## Begin Material for the task
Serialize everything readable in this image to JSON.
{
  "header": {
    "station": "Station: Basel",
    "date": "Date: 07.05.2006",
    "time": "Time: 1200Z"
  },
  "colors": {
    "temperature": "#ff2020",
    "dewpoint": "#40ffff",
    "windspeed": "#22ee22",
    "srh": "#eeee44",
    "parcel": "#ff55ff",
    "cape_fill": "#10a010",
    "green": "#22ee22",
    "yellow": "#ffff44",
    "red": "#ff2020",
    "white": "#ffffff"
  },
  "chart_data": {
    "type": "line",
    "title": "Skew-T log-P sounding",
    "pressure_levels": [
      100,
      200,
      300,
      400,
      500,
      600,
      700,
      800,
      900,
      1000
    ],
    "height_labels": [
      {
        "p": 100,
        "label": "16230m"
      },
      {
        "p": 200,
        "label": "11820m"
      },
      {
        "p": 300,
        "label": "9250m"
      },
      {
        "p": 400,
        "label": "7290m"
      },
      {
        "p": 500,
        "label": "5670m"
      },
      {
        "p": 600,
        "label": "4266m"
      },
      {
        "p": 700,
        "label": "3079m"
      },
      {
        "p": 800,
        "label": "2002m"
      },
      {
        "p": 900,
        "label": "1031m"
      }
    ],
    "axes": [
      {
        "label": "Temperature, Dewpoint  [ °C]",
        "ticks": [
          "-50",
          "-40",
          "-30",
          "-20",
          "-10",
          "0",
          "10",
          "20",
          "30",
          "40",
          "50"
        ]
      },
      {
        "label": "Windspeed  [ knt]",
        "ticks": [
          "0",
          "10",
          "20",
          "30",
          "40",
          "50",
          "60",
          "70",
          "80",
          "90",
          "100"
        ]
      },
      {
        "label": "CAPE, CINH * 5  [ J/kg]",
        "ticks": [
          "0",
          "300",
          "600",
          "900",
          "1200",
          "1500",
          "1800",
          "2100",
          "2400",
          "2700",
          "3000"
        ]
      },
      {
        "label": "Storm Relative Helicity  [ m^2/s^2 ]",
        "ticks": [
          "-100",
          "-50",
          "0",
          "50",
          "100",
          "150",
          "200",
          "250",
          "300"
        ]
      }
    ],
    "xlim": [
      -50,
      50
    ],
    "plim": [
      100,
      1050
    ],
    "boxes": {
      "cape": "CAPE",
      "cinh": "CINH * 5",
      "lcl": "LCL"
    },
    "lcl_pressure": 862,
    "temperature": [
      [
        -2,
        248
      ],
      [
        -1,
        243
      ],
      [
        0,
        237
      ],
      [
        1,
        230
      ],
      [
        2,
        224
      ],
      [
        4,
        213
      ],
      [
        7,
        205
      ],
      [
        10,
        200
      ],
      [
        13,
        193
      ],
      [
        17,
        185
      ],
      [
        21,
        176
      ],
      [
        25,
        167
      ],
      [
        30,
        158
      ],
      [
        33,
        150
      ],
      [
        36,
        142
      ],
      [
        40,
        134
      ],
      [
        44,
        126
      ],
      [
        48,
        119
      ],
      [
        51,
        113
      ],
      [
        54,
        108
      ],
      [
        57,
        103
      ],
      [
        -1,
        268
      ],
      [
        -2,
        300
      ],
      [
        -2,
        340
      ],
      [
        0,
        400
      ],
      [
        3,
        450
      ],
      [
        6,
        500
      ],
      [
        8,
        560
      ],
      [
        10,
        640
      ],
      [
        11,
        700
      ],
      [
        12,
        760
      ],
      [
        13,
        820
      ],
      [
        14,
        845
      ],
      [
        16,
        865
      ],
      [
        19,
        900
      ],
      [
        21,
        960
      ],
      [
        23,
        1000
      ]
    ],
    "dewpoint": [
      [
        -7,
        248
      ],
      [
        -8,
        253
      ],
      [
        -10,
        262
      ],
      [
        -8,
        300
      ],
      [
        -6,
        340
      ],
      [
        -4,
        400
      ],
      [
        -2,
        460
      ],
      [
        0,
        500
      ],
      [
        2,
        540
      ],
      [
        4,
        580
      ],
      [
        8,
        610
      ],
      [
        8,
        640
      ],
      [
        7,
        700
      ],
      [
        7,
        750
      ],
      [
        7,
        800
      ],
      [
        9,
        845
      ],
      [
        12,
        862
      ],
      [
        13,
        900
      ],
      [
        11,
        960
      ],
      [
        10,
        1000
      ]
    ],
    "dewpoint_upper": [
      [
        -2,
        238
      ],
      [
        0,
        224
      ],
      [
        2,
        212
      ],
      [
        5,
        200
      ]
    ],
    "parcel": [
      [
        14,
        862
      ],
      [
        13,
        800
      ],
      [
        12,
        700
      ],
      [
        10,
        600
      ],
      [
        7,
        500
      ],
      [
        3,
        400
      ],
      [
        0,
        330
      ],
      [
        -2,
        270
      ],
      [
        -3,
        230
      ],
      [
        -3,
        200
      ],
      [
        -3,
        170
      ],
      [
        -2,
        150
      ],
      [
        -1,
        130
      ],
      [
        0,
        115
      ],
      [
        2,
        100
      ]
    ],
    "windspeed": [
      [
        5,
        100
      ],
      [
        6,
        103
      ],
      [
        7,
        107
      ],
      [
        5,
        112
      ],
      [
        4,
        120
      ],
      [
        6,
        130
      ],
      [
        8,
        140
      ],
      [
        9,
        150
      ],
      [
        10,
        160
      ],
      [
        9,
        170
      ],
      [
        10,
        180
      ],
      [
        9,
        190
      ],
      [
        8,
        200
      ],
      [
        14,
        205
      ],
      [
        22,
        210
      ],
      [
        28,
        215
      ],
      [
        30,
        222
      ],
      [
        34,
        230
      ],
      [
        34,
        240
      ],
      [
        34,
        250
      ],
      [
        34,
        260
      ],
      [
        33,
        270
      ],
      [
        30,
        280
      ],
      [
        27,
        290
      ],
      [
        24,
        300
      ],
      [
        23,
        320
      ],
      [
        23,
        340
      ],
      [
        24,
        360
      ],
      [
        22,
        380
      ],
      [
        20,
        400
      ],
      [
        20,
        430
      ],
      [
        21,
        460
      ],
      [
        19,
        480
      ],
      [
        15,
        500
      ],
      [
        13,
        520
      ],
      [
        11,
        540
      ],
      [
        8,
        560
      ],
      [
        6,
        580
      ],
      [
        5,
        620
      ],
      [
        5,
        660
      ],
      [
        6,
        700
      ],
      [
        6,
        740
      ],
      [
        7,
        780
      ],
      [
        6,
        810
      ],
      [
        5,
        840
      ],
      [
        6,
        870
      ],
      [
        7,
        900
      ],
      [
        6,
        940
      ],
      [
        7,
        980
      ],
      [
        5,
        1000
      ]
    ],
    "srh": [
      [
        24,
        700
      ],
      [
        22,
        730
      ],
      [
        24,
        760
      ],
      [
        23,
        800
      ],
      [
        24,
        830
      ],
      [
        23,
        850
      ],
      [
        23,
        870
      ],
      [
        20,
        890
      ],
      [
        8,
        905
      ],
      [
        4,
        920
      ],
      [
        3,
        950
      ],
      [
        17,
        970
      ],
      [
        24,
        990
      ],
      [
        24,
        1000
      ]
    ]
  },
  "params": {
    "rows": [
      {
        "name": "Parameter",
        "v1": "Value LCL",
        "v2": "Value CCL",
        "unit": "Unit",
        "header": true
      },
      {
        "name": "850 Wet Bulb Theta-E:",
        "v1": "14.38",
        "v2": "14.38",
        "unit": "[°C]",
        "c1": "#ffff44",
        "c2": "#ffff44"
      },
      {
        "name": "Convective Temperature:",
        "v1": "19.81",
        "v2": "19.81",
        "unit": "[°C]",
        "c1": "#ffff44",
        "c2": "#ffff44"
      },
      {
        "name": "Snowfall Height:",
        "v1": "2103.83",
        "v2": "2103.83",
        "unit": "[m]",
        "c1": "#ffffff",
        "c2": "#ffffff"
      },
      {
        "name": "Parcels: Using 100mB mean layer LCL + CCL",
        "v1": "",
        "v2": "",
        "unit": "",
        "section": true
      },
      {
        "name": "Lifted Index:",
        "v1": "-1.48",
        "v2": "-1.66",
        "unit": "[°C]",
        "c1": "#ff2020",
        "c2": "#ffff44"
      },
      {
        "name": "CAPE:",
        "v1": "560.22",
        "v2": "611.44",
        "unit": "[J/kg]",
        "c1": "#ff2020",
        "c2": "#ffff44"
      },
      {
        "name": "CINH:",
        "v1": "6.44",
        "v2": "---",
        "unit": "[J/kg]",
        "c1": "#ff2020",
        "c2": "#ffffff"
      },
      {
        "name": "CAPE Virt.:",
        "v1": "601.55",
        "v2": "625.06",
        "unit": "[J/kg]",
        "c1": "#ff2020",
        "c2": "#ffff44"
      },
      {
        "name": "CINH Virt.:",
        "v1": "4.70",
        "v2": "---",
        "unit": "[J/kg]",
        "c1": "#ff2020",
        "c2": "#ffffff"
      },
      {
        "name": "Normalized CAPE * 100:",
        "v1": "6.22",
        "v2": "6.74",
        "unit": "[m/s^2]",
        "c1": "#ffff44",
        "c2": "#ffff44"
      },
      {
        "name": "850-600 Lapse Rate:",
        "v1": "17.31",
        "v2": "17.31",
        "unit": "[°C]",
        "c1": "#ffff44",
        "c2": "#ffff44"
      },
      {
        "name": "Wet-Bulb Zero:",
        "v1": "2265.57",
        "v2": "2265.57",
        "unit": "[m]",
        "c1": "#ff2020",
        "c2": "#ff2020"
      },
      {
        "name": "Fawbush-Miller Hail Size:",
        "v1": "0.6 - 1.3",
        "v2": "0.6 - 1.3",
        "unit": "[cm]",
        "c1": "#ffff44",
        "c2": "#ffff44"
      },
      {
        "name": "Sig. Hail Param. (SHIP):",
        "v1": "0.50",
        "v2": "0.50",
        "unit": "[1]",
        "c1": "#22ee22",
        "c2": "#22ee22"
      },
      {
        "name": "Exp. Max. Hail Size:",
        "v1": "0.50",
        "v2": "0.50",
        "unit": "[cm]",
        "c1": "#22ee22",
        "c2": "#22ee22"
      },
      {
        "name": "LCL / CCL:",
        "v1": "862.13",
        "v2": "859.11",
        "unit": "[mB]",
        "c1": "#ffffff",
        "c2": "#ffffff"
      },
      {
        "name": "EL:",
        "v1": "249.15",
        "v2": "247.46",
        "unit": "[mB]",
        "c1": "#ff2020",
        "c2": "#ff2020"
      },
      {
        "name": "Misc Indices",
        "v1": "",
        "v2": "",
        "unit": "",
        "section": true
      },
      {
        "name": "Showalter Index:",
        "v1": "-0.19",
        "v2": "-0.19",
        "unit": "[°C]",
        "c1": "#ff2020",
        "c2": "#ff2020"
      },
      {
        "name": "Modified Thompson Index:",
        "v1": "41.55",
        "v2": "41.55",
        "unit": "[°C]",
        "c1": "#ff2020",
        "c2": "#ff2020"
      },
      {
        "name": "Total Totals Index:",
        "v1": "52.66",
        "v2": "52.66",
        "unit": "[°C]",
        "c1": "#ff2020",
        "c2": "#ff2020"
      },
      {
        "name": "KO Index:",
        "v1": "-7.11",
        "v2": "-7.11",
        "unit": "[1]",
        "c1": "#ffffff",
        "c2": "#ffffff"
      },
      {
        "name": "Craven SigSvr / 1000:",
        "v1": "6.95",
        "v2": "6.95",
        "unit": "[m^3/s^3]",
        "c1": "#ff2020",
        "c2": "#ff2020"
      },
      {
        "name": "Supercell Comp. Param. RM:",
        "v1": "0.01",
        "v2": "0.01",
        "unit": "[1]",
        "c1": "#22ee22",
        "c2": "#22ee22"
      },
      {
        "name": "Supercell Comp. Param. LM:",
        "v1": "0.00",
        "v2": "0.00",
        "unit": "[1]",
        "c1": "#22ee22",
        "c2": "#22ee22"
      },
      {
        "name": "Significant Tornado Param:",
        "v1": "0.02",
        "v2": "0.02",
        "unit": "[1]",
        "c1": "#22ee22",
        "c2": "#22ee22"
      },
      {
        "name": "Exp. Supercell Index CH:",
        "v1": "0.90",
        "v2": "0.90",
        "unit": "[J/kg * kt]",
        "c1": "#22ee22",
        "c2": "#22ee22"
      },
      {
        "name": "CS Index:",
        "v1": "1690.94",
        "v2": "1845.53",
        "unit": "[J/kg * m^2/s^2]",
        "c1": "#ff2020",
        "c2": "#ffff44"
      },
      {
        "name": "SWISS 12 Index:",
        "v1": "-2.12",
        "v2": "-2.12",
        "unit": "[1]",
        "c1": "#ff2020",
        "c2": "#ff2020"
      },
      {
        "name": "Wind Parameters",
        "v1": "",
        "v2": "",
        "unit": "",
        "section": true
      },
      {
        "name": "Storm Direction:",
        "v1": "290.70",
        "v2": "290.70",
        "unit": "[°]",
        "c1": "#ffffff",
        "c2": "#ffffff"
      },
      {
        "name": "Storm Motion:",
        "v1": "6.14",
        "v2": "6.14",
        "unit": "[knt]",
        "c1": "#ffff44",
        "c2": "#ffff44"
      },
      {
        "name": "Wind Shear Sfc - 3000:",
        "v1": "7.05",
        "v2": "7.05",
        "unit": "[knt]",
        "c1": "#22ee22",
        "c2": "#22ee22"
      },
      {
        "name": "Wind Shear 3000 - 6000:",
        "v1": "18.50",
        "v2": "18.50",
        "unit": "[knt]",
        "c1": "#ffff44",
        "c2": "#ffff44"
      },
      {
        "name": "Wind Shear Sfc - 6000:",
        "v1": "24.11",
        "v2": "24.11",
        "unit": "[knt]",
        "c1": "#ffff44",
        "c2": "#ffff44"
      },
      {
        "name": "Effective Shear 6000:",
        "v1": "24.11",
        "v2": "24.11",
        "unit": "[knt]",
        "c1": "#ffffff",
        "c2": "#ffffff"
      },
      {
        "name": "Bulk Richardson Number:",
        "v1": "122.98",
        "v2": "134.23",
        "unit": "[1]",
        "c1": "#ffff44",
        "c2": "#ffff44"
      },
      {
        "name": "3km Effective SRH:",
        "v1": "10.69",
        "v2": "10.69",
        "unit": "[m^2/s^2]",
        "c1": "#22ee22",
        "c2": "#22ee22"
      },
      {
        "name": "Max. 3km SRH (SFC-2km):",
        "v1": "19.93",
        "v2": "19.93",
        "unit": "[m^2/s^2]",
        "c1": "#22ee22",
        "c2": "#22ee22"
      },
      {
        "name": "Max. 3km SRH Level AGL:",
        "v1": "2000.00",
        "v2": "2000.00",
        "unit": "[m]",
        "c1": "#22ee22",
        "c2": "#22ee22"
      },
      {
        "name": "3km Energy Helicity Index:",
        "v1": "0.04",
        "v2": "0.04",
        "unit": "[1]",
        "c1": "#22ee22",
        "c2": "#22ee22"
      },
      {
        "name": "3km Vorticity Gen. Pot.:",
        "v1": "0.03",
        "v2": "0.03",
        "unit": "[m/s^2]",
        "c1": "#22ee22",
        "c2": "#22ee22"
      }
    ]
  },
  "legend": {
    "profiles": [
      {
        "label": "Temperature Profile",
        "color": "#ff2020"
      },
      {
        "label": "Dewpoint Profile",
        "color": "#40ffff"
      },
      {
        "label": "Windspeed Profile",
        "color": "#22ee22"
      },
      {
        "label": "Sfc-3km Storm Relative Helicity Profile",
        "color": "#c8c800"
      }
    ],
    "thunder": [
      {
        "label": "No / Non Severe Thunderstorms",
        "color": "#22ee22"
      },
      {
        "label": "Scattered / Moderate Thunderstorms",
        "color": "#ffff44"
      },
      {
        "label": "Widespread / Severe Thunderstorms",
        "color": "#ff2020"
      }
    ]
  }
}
## End Material for the task
» The task
In the entries above, find each line with the string "Helicity" and copy it.

» The answer
        "label": "Storm Relative Helicity  [ m^2/s^2 ]",
        "name": "3km Energy Helicity Index:",
        "label": "Sfc-3km Storm Relative Helicity Profile",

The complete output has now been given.